**Data for the task**
----
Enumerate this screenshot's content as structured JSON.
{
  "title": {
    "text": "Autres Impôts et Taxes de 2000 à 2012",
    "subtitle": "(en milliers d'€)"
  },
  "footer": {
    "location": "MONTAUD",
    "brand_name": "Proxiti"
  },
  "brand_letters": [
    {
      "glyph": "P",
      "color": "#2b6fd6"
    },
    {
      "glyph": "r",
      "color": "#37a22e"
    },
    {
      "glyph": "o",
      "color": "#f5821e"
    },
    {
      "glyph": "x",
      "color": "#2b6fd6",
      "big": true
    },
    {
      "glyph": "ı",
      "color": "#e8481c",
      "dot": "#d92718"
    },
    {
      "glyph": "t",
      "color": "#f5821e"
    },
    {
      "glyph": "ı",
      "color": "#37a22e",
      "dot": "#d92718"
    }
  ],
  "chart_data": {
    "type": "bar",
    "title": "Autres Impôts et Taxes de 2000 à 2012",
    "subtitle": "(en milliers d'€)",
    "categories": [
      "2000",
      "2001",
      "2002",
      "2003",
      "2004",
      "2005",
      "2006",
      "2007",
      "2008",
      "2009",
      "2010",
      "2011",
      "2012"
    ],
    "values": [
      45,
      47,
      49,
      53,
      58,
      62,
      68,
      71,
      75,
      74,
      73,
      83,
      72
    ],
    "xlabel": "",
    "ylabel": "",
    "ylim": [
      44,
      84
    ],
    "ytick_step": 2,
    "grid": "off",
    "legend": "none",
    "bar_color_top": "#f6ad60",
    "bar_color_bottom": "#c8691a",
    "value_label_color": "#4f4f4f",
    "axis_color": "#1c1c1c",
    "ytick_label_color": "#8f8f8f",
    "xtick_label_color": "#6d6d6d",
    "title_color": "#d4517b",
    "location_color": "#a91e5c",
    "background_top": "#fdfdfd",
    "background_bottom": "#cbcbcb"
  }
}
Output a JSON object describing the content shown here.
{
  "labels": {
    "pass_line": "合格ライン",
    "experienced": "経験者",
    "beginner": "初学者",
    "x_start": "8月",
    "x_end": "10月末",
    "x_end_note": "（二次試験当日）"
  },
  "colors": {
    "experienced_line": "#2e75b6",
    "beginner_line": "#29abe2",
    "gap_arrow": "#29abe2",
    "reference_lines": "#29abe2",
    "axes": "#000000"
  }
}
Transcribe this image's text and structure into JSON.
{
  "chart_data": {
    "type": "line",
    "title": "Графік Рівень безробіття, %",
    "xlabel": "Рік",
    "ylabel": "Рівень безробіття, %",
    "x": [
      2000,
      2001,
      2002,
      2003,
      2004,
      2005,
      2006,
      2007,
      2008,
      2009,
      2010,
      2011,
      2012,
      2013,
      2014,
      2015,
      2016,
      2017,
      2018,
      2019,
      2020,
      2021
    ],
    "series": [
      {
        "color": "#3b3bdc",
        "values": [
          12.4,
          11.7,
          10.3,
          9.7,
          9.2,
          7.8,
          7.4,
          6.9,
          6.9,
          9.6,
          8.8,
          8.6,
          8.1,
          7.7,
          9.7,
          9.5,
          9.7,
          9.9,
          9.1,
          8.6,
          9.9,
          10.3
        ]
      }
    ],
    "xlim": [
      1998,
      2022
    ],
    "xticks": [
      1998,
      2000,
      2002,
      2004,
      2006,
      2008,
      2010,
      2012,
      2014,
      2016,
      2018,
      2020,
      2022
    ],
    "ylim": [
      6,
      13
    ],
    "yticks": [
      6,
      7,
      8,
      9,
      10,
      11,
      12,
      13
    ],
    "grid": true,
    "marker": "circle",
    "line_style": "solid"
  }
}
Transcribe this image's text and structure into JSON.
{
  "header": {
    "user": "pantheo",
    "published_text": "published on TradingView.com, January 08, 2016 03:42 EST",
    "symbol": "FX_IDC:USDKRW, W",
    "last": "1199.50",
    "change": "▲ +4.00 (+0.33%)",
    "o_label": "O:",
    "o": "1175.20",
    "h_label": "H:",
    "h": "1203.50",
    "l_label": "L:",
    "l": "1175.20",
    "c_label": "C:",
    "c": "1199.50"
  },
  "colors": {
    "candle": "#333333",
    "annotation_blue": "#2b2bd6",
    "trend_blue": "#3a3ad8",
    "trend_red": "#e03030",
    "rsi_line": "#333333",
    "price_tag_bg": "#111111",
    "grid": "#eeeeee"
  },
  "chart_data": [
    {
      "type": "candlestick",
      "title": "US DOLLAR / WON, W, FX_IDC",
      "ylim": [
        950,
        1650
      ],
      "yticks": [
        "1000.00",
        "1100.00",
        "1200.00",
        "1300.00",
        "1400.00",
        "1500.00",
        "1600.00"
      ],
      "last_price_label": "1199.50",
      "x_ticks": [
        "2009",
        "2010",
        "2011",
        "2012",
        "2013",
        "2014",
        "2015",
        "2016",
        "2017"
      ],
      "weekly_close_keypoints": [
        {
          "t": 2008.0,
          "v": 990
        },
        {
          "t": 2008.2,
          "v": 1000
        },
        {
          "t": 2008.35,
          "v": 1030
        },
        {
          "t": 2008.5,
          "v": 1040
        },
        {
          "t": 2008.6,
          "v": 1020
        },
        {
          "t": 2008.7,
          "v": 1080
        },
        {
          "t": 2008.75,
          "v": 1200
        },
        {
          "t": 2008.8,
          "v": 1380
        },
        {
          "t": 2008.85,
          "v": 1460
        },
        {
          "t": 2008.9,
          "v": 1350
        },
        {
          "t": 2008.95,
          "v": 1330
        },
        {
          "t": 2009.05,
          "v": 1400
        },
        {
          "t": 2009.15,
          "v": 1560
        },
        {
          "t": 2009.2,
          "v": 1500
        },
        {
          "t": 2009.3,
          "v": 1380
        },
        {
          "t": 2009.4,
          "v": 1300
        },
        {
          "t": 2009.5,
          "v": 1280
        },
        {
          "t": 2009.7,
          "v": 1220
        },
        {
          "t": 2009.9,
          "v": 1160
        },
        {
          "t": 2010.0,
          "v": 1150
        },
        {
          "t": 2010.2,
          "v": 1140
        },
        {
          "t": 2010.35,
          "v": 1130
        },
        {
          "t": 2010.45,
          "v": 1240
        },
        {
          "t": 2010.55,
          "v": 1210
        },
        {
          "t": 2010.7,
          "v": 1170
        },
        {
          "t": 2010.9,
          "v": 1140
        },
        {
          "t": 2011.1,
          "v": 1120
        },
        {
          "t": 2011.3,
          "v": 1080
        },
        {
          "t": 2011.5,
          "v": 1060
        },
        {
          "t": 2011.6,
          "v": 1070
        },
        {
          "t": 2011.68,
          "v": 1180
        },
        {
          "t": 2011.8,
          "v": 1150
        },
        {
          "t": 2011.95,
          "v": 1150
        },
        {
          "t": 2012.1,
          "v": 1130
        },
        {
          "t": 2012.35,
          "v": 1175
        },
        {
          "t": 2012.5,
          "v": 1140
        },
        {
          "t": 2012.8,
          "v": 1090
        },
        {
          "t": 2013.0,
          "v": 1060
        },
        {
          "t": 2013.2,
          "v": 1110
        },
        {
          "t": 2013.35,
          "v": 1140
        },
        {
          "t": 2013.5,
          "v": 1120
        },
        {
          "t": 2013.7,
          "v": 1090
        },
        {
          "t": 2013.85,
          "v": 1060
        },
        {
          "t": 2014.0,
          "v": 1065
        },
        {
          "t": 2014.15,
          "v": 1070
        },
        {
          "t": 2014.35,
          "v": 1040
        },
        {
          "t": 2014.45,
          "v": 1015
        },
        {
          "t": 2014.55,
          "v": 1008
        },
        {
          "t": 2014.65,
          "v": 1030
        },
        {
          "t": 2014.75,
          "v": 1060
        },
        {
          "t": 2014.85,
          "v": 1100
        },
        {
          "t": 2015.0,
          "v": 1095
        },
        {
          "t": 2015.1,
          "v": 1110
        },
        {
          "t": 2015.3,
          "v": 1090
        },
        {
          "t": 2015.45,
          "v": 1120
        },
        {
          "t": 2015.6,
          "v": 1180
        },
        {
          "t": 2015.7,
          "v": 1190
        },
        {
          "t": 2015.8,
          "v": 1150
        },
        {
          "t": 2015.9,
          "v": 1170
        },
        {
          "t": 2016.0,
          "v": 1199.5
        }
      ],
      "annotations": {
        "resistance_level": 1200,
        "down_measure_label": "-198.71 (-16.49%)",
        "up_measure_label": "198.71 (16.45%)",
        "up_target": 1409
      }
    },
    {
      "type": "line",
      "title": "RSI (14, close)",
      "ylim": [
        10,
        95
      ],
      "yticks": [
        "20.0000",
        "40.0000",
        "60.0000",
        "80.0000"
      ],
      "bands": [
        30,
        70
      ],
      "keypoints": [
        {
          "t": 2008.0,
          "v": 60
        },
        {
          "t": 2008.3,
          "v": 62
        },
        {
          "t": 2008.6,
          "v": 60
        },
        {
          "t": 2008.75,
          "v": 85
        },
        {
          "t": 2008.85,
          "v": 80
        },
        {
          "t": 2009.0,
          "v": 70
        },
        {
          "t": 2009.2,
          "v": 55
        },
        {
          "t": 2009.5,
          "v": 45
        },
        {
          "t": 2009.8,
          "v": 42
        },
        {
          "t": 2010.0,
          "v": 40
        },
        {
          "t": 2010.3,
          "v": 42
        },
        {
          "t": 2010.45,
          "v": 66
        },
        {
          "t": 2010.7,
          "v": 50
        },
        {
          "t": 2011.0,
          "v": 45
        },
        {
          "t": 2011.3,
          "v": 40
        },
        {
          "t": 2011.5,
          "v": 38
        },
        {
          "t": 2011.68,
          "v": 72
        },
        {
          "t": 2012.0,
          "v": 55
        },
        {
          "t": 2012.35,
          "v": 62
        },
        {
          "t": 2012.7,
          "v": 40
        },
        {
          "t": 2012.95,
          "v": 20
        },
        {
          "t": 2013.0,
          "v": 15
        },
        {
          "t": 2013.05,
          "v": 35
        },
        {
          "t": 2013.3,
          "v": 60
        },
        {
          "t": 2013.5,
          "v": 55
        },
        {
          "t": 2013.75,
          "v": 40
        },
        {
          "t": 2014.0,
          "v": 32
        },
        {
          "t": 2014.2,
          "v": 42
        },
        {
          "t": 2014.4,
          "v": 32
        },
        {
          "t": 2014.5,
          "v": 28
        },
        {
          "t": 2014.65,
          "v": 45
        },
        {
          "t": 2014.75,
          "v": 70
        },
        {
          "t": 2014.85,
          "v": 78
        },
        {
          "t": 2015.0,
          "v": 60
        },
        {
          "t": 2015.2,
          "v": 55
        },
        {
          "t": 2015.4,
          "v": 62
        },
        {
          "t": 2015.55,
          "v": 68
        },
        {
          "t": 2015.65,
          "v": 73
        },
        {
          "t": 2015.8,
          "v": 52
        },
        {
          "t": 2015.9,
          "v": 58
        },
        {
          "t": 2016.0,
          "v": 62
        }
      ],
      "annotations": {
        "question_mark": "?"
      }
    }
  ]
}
----
**The problem**
Scan the entries above. Copy each line that has the string "content".

**The result**
Enumerate this screenshot's content as structured JSON.
Output a JSON object describing the content shown here.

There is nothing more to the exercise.